** Request **
Using the data below, copy each line that includes the word "Year".

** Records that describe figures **
• • •

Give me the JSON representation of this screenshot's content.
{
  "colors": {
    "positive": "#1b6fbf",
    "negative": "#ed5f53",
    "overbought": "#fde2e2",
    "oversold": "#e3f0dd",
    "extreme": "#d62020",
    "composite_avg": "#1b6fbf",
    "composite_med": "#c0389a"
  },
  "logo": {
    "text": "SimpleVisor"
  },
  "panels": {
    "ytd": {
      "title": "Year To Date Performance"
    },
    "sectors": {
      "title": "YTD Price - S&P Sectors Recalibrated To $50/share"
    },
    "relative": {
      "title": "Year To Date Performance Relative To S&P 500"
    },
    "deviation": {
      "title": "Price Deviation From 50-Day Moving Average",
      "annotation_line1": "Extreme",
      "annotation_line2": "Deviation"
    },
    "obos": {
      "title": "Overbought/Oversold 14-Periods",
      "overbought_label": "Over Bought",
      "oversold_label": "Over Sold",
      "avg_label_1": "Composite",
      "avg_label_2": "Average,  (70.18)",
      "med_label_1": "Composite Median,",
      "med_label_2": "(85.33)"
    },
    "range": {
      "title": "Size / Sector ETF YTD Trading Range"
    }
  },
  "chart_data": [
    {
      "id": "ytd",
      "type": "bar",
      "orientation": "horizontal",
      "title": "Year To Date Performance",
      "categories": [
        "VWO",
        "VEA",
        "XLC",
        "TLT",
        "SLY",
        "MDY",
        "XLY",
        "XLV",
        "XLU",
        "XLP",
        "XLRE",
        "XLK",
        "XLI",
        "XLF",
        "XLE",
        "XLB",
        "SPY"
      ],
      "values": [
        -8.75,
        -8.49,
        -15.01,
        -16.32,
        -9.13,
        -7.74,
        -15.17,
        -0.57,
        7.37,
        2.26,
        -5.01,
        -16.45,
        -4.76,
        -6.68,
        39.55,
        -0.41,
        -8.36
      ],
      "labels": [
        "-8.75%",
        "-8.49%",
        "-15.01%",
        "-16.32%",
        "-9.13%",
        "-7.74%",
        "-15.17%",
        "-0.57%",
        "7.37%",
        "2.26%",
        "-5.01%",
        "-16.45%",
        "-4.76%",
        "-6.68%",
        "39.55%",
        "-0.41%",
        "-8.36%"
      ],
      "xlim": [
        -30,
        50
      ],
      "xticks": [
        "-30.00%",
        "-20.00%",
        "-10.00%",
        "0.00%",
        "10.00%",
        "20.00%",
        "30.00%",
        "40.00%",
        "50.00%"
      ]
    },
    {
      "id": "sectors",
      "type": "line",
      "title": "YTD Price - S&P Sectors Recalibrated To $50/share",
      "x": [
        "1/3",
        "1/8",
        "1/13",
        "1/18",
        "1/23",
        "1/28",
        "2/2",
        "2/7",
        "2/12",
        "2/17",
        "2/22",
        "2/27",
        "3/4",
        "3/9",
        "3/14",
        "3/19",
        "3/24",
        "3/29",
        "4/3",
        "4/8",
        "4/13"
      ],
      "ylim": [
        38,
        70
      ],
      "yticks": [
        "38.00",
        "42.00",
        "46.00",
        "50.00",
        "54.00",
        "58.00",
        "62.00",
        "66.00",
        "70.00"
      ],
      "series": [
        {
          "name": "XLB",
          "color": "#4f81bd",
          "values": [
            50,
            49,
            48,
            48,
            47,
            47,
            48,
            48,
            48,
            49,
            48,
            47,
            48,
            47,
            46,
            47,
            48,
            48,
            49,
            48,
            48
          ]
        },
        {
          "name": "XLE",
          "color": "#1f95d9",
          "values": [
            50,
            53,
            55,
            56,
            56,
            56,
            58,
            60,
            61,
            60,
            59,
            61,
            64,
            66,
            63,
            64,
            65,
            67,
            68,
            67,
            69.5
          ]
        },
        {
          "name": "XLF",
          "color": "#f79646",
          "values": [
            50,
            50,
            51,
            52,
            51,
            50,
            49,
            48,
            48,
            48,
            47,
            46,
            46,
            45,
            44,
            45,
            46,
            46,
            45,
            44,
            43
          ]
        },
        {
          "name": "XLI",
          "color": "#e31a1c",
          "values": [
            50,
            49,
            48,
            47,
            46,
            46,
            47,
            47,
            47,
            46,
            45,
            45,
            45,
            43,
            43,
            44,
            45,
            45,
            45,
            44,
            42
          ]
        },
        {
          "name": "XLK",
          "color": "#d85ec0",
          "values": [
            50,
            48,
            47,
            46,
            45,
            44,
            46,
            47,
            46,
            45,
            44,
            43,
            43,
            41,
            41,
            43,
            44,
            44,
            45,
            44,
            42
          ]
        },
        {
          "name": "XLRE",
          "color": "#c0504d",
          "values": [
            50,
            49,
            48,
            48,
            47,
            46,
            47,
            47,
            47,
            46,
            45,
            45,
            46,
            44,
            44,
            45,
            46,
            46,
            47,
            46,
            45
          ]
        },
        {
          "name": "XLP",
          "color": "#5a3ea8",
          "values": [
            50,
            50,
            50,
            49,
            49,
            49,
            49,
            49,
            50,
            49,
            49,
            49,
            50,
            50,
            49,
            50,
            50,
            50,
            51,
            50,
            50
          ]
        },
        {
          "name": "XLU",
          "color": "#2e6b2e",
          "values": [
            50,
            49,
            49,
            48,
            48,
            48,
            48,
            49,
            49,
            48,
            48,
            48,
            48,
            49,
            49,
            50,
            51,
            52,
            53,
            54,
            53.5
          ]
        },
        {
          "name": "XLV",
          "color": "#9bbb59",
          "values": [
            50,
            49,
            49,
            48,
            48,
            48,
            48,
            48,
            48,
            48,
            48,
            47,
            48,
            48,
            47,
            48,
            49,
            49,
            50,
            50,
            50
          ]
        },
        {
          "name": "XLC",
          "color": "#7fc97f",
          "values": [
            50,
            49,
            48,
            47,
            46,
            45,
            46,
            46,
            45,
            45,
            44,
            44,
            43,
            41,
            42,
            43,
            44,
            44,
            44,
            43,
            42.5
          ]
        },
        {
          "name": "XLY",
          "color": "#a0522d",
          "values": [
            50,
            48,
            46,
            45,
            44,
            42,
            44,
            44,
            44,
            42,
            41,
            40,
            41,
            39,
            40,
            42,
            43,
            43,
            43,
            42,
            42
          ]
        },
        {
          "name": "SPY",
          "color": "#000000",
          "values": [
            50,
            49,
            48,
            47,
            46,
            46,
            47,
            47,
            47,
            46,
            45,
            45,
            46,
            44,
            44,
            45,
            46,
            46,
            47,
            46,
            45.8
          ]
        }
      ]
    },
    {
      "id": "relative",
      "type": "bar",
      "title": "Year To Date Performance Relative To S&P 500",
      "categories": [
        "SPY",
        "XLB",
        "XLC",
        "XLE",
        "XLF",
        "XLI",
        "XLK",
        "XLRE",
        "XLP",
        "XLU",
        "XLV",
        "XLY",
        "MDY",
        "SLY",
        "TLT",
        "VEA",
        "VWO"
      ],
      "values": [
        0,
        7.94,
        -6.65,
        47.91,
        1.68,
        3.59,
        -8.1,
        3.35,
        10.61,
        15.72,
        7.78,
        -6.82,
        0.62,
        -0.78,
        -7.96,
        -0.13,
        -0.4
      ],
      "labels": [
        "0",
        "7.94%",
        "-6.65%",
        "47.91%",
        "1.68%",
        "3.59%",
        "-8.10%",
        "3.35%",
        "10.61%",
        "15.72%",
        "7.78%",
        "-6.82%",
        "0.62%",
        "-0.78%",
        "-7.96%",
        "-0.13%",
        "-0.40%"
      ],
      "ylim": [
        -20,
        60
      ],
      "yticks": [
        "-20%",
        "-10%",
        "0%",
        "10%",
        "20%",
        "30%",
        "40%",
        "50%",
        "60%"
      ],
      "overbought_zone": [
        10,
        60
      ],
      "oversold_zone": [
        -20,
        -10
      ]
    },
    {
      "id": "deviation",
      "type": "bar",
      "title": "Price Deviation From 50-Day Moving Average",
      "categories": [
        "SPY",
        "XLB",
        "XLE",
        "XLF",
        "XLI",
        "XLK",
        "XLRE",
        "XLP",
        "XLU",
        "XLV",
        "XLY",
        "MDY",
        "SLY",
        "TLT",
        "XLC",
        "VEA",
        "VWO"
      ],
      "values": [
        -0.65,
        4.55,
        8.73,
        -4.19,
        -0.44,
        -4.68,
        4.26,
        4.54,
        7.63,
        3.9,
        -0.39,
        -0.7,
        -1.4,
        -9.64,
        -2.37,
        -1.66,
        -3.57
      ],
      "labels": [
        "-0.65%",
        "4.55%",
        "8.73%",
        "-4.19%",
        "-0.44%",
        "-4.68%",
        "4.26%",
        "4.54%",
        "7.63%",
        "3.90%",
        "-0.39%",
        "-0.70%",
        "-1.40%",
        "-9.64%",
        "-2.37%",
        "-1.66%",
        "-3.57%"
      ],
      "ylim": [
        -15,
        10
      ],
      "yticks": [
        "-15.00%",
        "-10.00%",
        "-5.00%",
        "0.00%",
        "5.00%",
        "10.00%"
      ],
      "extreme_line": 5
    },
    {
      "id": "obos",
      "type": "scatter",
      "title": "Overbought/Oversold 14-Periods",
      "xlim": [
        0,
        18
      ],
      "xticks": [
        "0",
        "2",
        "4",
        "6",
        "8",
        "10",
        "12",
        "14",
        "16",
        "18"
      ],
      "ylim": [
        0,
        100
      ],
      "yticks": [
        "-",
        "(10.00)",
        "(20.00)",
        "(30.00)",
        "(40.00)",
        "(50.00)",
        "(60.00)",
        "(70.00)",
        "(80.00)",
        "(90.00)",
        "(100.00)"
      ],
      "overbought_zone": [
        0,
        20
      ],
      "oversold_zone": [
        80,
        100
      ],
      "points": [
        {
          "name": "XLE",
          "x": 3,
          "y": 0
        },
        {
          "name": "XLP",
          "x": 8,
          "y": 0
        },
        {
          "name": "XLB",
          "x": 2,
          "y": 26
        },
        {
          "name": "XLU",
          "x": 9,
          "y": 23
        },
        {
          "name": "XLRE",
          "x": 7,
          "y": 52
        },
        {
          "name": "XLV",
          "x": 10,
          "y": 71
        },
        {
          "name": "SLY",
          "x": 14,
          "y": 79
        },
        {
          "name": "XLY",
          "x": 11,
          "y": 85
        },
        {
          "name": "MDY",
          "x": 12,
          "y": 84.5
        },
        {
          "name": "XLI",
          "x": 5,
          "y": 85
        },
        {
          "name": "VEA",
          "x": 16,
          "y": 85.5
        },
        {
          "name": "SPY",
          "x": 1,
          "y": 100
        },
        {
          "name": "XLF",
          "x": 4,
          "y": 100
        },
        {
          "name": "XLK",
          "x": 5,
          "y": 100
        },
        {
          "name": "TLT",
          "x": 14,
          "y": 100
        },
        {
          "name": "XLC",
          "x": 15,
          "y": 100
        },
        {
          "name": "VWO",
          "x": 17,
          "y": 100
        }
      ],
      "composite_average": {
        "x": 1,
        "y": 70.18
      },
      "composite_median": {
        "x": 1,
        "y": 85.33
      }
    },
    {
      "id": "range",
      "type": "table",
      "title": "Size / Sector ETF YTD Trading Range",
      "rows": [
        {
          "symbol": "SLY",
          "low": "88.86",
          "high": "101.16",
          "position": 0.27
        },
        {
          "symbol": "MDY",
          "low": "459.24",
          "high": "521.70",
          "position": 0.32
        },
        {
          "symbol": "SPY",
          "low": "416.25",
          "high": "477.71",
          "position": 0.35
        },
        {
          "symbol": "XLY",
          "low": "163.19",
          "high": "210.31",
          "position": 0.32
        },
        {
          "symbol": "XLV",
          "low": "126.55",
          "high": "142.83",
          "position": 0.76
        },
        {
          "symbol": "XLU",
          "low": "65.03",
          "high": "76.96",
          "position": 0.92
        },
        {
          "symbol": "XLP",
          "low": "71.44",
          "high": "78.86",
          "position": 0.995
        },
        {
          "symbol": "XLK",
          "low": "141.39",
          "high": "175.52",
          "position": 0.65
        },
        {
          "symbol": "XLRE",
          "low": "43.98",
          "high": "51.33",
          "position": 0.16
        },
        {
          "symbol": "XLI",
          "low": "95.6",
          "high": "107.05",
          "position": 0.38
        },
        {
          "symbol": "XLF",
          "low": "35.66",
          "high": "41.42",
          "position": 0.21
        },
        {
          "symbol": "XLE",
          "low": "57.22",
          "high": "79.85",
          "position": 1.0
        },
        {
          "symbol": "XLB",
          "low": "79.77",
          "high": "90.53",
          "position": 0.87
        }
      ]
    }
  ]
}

• • •

** Solution to the problem **
      "title": "Year To Date Performance"
      "title": "Year To Date Performance Relative To S&P 500"
      "title": "Year To Date Performance",
      "title": "Year To Date Performance Relative To S&P 500",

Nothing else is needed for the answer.